# [Given information]
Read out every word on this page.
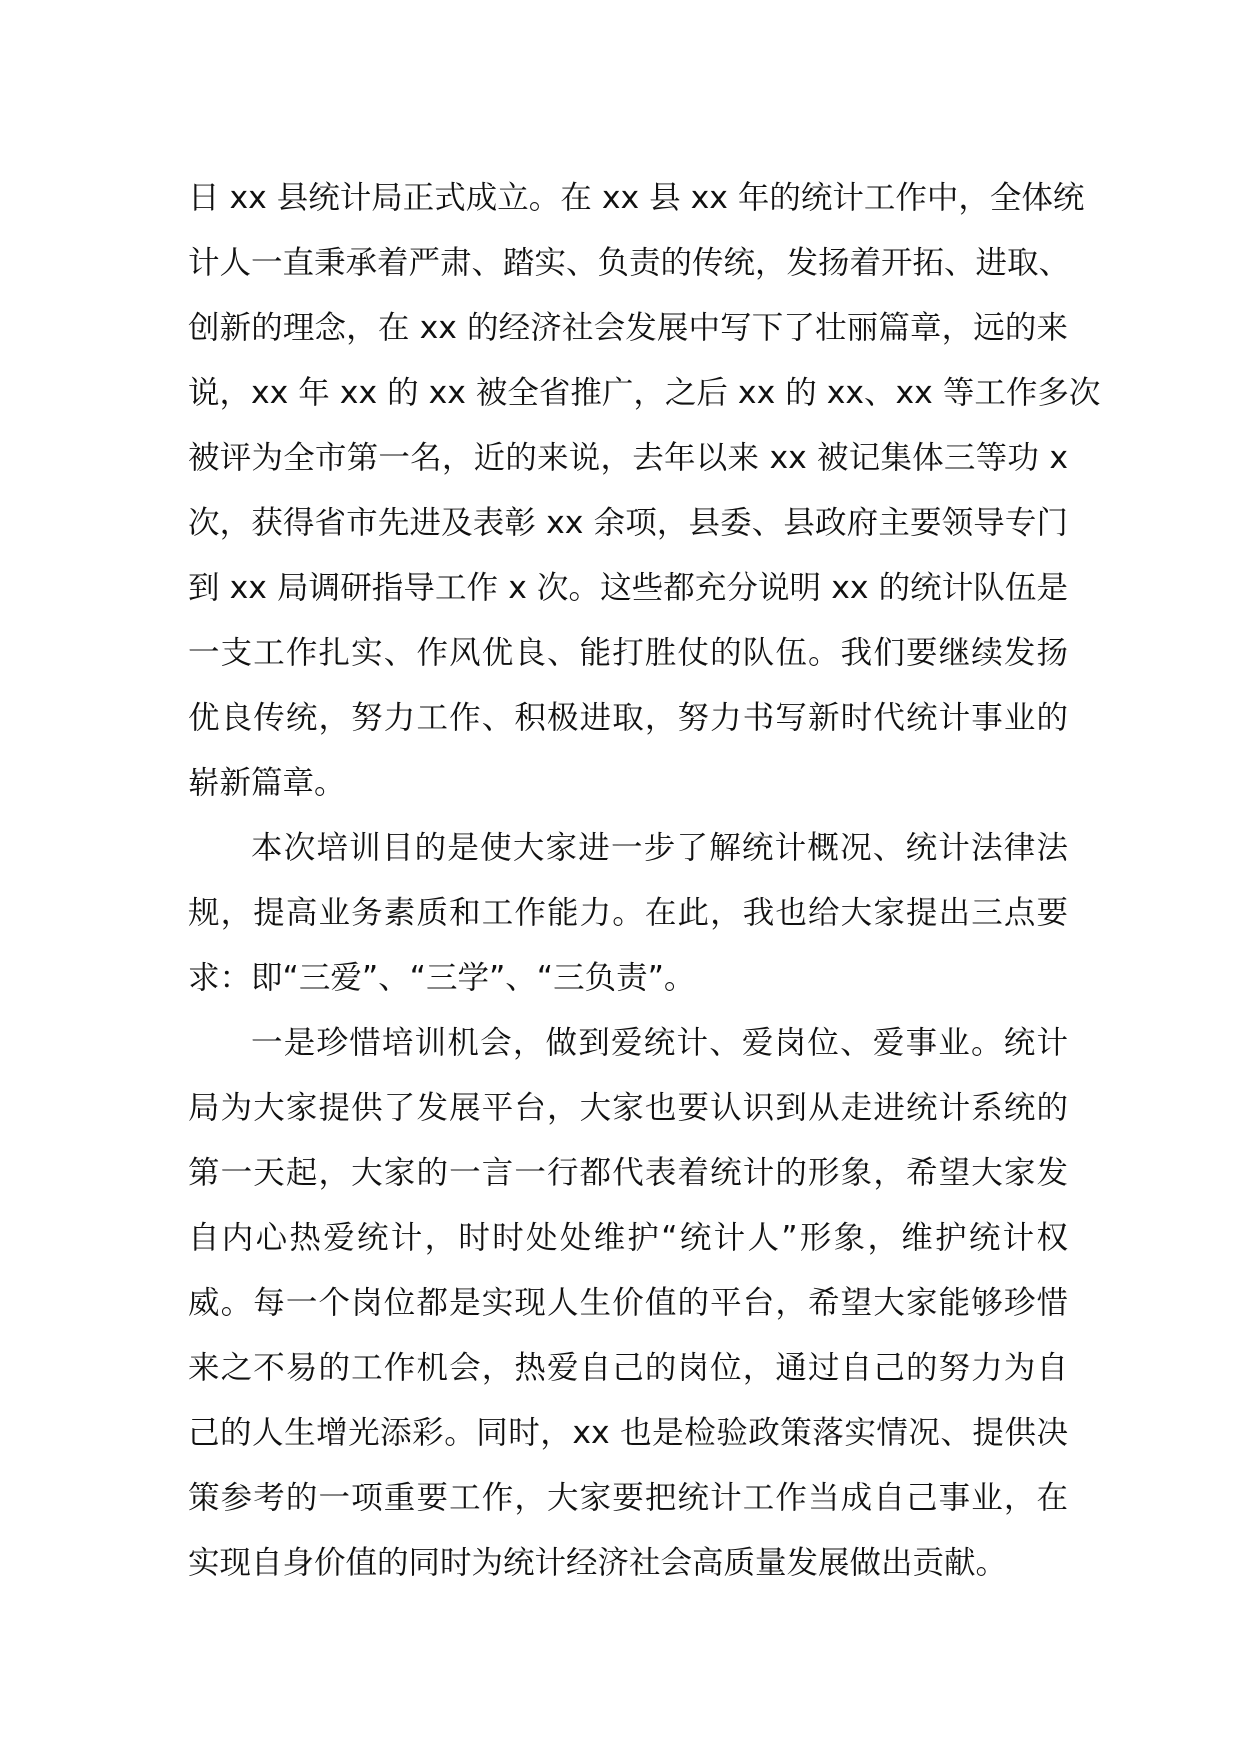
日 xx 县统计局正式成立。在 xx 县 xx 年的统计工作中，全体统
计人一直秉承着严肃、踏实、负责的传统，发扬着开拓、进取、
创新的理念，在 xx 的经济社会发展中写下了壮丽篇章，远的来
说，xx 年 xx 的 xx 被全省推广，之后 xx 的 xx、xx 等工作多次
被评为全市第一名，近的来说，去年以来 xx 被记集体三等功 x
次，获得省市先进及表彰 xx 余项，县委、县政府主要领导专门
到 xx 局调研指导工作 x 次。这些都充分说明 xx 的统计队伍是
一支工作扎实、作风优良、能打胜仗的队伍。我们要继续发扬
优良传统，努力工作、积极进取，努力书写新时代统计事业的
崭新篇章。
本次培训目的是使大家进一步了解统计概况、统计法律法
规，提高业务素质和工作能力。在此，我也给大家提出三点要
求：即“三爱”、“三学”、“三负责”。
一是珍惜培训机会，做到爱统计、爱岗位、爱事业。统计
局为大家提供了发展平台，大家也要认识到从走进统计系统的
第一天起，大家的一言一行都代表着统计的形象，希望大家发
自内心热爱统计，时时处处维护“统计人”形象，维护统计权
威。每一个岗位都是实现人生价值的平台，希望大家能够珍惜
来之不易的工作机会，热爱自己的岗位，通过自己的努力为自
己的人生增光添彩。同时，xx 也是检验政策落实情况、提供决
策参考的一项重要工作，大家要把统计工作当成自己事业，在
实现自身价值的同时为统计经济社会高质量发展做出贡献。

# [Exercise details]
Leave out the pictures and copy everything else in the records word for word.

# [Task response]
Read out every word on this page.
日 xx 县统计局正式成立。在 xx 县 xx 年的统计工作中，全体统
计人一直秉承着严肃、踏实、负责的传统，发扬着开拓、进取、
创新的理念，在 xx 的经济社会发展中写下了壮丽篇章，远的来
说，xx 年 xx 的 xx 被全省推广，之后 xx 的 xx、xx 等工作多次
被评为全市第一名，近的来说，去年以来 xx 被记集体三等功 x
次，获得省市先进及表彰 xx 余项，县委、县政府主要领导专门
到 xx 局调研指导工作 x 次。这些都充分说明 xx 的统计队伍是
一支工作扎实、作风优良、能打胜仗的队伍。我们要继续发扬
优良传统，努力工作、积极进取，努力书写新时代统计事业的
崭新篇章。
本次培训目的是使大家进一步了解统计概况、统计法律法
规，提高业务素质和工作能力。在此，我也给大家提出三点要
求：即“三爱”、“三学”、“三负责”。
一是珍惜培训机会，做到爱统计、爱岗位、爱事业。统计
局为大家提供了发展平台，大家也要认识到从走进统计系统的
第一天起，大家的一言一行都代表着统计的形象，希望大家发
自内心热爱统计，时时处处维护“统计人”形象，维护统计权
威。每一个岗位都是实现人生价值的平台，希望大家能够珍惜
来之不易的工作机会，热爱自己的岗位，通过自己的努力为自
己的人生增光添彩。同时，xx 也是检验政策落实情况、提供决
策参考的一项重要工作，大家要把统计工作当成自己事业，在
实现自身价值的同时为统计经济社会高质量发展做出贡献。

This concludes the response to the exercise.